Figure contents as structured data
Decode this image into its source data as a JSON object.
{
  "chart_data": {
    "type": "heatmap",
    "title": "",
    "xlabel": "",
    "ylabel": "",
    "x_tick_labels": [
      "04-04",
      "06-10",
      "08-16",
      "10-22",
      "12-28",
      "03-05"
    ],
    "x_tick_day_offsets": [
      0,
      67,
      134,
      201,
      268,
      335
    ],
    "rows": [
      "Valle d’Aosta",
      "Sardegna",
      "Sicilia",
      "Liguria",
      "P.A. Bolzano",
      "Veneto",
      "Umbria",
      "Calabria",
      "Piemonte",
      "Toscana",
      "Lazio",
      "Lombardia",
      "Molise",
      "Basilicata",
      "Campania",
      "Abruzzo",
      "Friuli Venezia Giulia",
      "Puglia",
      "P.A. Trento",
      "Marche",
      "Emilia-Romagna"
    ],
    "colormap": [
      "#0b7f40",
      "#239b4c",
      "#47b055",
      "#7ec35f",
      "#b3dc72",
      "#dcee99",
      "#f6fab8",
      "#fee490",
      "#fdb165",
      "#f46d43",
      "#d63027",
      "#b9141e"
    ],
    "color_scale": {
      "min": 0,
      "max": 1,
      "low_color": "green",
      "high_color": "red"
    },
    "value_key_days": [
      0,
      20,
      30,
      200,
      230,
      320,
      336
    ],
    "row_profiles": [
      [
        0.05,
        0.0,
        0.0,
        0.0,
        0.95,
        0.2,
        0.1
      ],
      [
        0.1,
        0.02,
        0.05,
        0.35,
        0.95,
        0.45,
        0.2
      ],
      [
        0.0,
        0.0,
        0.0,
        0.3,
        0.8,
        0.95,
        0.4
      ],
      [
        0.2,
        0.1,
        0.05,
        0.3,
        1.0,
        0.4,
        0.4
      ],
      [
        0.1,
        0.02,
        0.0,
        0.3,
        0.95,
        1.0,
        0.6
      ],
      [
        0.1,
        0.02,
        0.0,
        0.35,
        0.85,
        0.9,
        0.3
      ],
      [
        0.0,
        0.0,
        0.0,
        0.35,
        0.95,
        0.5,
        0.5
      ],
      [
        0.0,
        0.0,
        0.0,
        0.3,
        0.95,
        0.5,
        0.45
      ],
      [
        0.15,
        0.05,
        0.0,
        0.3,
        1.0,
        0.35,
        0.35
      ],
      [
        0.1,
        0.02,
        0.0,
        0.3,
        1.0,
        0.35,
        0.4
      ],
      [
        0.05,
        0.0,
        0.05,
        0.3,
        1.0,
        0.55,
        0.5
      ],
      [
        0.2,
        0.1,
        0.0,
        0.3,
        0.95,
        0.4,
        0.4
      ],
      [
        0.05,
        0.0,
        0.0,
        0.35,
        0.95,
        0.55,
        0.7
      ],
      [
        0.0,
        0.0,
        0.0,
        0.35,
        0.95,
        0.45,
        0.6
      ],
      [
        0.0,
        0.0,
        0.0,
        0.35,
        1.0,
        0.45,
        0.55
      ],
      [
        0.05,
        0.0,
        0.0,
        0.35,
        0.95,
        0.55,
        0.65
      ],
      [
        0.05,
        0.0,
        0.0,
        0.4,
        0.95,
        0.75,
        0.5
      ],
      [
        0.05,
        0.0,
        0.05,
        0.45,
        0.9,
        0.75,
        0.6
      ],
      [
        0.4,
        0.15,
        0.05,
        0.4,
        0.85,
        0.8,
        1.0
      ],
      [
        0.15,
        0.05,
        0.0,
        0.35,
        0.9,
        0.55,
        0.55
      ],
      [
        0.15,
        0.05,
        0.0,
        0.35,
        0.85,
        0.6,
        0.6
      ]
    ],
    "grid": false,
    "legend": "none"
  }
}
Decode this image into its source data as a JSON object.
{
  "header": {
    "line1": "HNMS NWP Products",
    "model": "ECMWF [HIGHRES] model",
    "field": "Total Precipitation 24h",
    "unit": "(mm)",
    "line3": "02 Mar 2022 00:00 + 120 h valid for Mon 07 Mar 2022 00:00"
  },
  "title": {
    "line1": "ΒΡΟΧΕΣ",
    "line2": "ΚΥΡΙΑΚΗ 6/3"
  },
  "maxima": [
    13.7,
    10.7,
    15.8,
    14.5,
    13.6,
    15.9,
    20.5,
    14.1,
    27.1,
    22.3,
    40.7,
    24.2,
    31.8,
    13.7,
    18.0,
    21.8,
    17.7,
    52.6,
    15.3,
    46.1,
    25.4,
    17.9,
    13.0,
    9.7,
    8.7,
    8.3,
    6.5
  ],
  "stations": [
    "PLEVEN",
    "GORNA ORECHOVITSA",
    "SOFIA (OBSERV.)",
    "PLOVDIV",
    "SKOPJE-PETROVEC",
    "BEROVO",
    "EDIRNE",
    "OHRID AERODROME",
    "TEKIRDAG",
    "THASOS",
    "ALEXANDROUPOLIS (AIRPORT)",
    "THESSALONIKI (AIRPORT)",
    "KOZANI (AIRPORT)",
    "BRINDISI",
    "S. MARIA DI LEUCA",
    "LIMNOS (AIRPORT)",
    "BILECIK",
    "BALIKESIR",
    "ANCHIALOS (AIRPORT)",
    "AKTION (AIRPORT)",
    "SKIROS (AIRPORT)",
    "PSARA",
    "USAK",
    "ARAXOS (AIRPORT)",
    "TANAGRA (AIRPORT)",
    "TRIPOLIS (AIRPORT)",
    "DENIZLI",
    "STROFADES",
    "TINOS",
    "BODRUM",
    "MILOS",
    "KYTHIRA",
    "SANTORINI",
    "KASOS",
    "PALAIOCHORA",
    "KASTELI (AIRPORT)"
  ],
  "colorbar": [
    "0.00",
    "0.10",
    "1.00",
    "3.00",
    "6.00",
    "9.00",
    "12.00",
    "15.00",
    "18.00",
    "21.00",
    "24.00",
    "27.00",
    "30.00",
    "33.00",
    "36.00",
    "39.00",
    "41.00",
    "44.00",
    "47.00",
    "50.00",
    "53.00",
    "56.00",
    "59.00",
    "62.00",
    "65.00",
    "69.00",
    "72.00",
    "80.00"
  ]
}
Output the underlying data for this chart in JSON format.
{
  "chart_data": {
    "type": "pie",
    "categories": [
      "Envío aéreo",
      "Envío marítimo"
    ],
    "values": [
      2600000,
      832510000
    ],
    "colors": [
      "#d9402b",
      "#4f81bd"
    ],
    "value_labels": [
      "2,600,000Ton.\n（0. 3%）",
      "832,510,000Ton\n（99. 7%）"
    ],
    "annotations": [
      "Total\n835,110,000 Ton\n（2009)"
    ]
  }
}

What is being asked: Copy out each record exactly as given, omitting none.

Reply to the exercise:
Decode this image into its source data as a JSON object.
{
  "chart_data": {
    "type": "heatmap",
    "title": "",
    "xlabel": "",
    "ylabel": "",
    "x_tick_labels": [
      "04-04",
      "06-10",
      "08-16",
      "10-22",
      "12-28",
      "03-05"
    ],
    "x_tick_day_offsets": [
      0,
      67,
      134,
      201,
      268,
      335
    ],
    "rows": [
      "Valle d’Aosta",
      "Sardegna",
      "Sicilia",
      "Liguria",
      "P.A. Bolzano",
      "Veneto",
      "Umbria",
      "Calabria",
      "Piemonte",
      "Toscana",
      "Lazio",
      "Lombardia",
      "Molise",
      "Basilicata",
      "Campania",
      "Abruzzo",
      "Friuli Venezia Giulia",
      "Puglia",
      "P.A. Trento",
      "Marche",
      "Emilia-Romagna"
    ],
    "colormap": [
      "#0b7f40",
      "#239b4c",
      "#47b055",
      "#7ec35f",
      "#b3dc72",
      "#dcee99",
      "#f6fab8",
      "#fee490",
      "#fdb165",
      "#f46d43",
      "#d63027",
      "#b9141e"
    ],
    "color_scale": {
      "min": 0,
      "max": 1,
      "low_color": "green",
      "high_color": "red"
    },
    "value_key_days": [
      0,
      20,
      30,
      200,
      230,
      320,
      336
    ],
    "row_profiles": [
      [
        0.05,
        0.0,
        0.0,
        0.0,
        0.95,
        0.2,
        0.1
      ],
      [
        0.1,
        0.02,
        0.05,
        0.35,
        0.95,
        0.45,
        0.2
      ],
      [
        0.0,
        0.0,
        0.0,
        0.3,
        0.8,
        0.95,
        0.4
      ],
      [
        0.2,
        0.1,
        0.05,
        0.3,
        1.0,
        0.4,
        0.4
      ],
      [
        0.1,
        0.02,
        0.0,
        0.3,
        0.95,
        1.0,
        0.6
      ],
      [
        0.1,
        0.02,
        0.0,
        0.35,
        0.85,
        0.9,
        0.3
      ],
      [
        0.0,
        0.0,
        0.0,
        0.35,
        0.95,
        0.5,
        0.5
      ],
      [
        0.0,
        0.0,
        0.0,
        0.3,
        0.95,
        0.5,
        0.45
      ],
      [
        0.15,
        0.05,
        0.0,
        0.3,
        1.0,
        0.35,
        0.35
      ],
      [
        0.1,
        0.02,
        0.0,
        0.3,
        1.0,
        0.35,
        0.4
      ],
      [
        0.05,
        0.0,
        0.05,
        0.3,
        1.0,
        0.55,
        0.5
      ],
      [
        0.2,
        0.1,
        0.0,
        0.3,
        0.95,
        0.4,
        0.4
      ],
      [
        0.05,
        0.0,
        0.0,
        0.35,
        0.95,
        0.55,
        0.7
      ],
      [
        0.0,
        0.0,
        0.0,
        0.35,
        0.95,
        0.45,
        0.6
      ],
      [
        0.0,
        0.0,
        0.0,
        0.35,
        1.0,
        0.45,
        0.55
      ],
      [
        0.05,
        0.0,
        0.0,
        0.35,
        0.95,
        0.55,
        0.65
      ],
      [
        0.05,
        0.0,
        0.0,
        0.4,
        0.95,
        0.75,
        0.5
      ],
      [
        0.05,
        0.0,
        0.05,
        0.45,
        0.9,
        0.75,
        0.6
      ],
      [
        0.4,
        0.15,
        0.05,
        0.4,
        0.85,
        0.8,
        1.0
      ],
      [
        0.15,
        0.05,
        0.0,
        0.35,
        0.9,
        0.55,
        0.55
      ],
      [
        0.15,
        0.05,
        0.0,
        0.35,
        0.85,
        0.6,
        0.6
      ]
    ],
    "grid": false,
    "legend": "none"
  }
}
Decode this image into its source data as a JSON object.
{
  "header": {
    "line1": "HNMS NWP Products",
    "model": "ECMWF [HIGHRES] model",
    "field": "Total Precipitation 24h",
    "unit": "(mm)",
    "line3": "02 Mar 2022 00:00 + 120 h valid for Mon 07 Mar 2022 00:00"
  },
  "title": {
    "line1": "ΒΡΟΧΕΣ",
    "line2": "ΚΥΡΙΑΚΗ 6/3"
  },
  "maxima": [
    13.7,
    10.7,
    15.8,
    14.5,
    13.6,
    15.9,
    20.5,
    14.1,
    27.1,
    22.3,
    40.7,
    24.2,
    31.8,
    13.7,
    18.0,
    21.8,
    17.7,
    52.6,
    15.3,
    46.1,
    25.4,
    17.9,
    13.0,
    9.7,
    8.7,
    8.3,
    6.5
  ],
  "stations": [
    "PLEVEN",
    "GORNA ORECHOVITSA",
    "SOFIA (OBSERV.)",
    "PLOVDIV",
    "SKOPJE-PETROVEC",
    "BEROVO",
    "EDIRNE",
    "OHRID AERODROME",
    "TEKIRDAG",
    "THASOS",
    "ALEXANDROUPOLIS (AIRPORT)",
    "THESSALONIKI (AIRPORT)",
    "KOZANI (AIRPORT)",
    "BRINDISI",
    "S. MARIA DI LEUCA",
    "LIMNOS (AIRPORT)",
    "BILECIK",
    "BALIKESIR",
    "ANCHIALOS (AIRPORT)",
    "AKTION (AIRPORT)",
    "SKIROS (AIRPORT)",
    "PSARA",
    "USAK",
    "ARAXOS (AIRPORT)",
    "TANAGRA (AIRPORT)",
    "TRIPOLIS (AIRPORT)",
    "DENIZLI",
    "STROFADES",
    "TINOS",
    "BODRUM",
    "MILOS",
    "KYTHIRA",
    "SANTORINI",
    "KASOS",
    "PALAIOCHORA",
    "KASTELI (AIRPORT)"
  ],
  "colorbar": [
    "0.00",
    "0.10",
    "1.00",
    "3.00",
    "6.00",
    "9.00",
    "12.00",
    "15.00",
    "18.00",
    "21.00",
    "24.00",
    "27.00",
    "30.00",
    "33.00",
    "36.00",
    "39.00",
    "41.00",
    "44.00",
    "47.00",
    "50.00",
    "53.00",
    "56.00",
    "59.00",
    "62.00",
    "65.00",
    "69.00",
    "72.00",
    "80.00"
  ]
}
Output the underlying data for this chart in JSON format.
{
  "chart_data": {
    "type": "pie",
    "categories": [
      "Envío aéreo",
      "Envío marítimo"
    ],
    "values": [
      2600000,
      832510000
    ],
    "colors": [
      "#d9402b",
      "#4f81bd"
    ],
    "value_labels": [
      "2,600,000Ton.\n（0. 3%）",
      "832,510,000Ton\n（99. 7%）"
    ],
    "annotations": [
      "Total\n835,110,000 Ton\n（2009)"
    ]
  }
}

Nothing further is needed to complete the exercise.